* OBJECTIVE
Find every line in the records below that holds the word "have", and copy it out.

[Structured figure records]
* BEGIN *

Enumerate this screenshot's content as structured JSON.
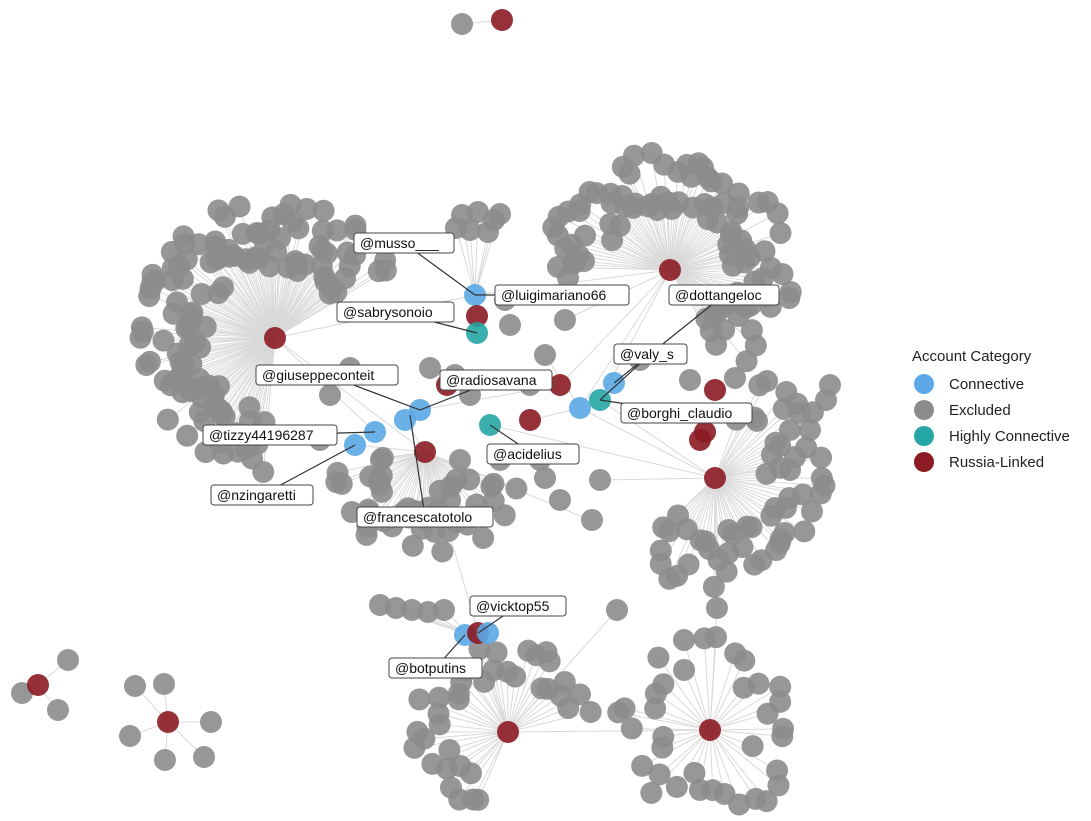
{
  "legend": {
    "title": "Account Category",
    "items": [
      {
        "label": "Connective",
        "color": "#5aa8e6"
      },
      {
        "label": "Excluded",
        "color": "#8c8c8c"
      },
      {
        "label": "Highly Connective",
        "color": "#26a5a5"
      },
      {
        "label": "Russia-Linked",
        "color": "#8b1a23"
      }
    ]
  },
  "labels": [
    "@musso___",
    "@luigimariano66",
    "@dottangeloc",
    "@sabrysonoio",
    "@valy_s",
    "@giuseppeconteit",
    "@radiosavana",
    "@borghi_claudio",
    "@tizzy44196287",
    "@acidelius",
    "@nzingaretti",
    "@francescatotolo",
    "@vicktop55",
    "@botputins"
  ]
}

* END *
* BEGIN *

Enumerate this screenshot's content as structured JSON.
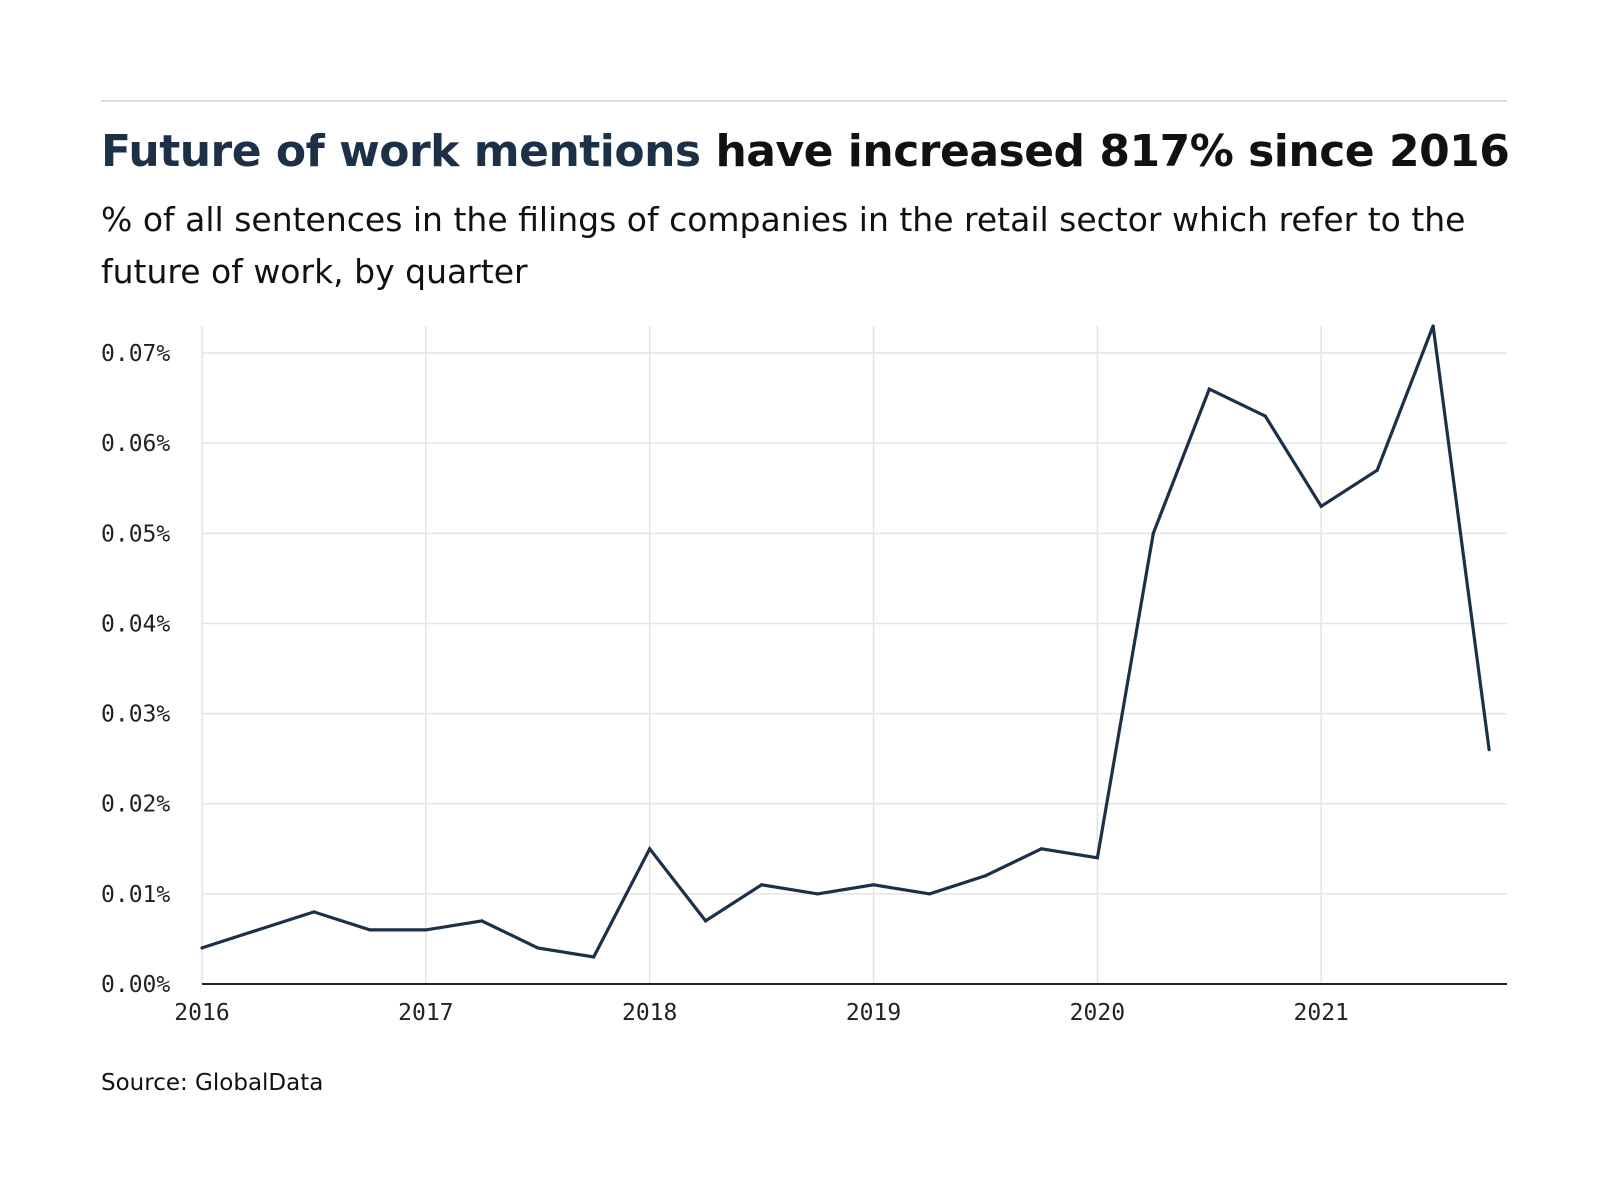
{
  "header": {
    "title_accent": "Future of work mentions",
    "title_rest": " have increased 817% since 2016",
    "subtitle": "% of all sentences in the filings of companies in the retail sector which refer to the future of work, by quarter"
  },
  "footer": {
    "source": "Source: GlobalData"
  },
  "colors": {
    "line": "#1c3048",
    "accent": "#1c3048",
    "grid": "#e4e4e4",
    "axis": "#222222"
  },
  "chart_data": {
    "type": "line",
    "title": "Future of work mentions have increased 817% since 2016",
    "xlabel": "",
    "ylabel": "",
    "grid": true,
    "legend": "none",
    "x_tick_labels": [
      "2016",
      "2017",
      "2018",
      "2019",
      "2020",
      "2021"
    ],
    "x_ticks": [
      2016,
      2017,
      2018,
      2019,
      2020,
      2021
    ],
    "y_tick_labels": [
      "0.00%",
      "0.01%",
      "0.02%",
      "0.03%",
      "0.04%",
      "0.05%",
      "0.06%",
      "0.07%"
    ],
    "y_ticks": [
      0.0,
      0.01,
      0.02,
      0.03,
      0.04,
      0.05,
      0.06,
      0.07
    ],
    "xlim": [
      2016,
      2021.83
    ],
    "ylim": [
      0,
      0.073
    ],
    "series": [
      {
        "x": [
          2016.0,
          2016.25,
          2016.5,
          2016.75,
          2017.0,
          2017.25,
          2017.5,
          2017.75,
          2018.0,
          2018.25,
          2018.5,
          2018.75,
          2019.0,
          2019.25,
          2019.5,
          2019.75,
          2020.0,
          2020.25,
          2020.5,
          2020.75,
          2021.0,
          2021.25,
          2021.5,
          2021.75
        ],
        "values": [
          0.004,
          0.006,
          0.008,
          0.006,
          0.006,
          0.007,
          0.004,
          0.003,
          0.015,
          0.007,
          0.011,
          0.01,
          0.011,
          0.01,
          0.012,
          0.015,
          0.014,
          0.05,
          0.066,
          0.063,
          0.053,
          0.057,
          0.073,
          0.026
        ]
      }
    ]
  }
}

* END *

* FINAL RESULT
    "title_rest": " have increased 817% since 2016",
    "title": "Future of work mentions have increased 817% since 2016",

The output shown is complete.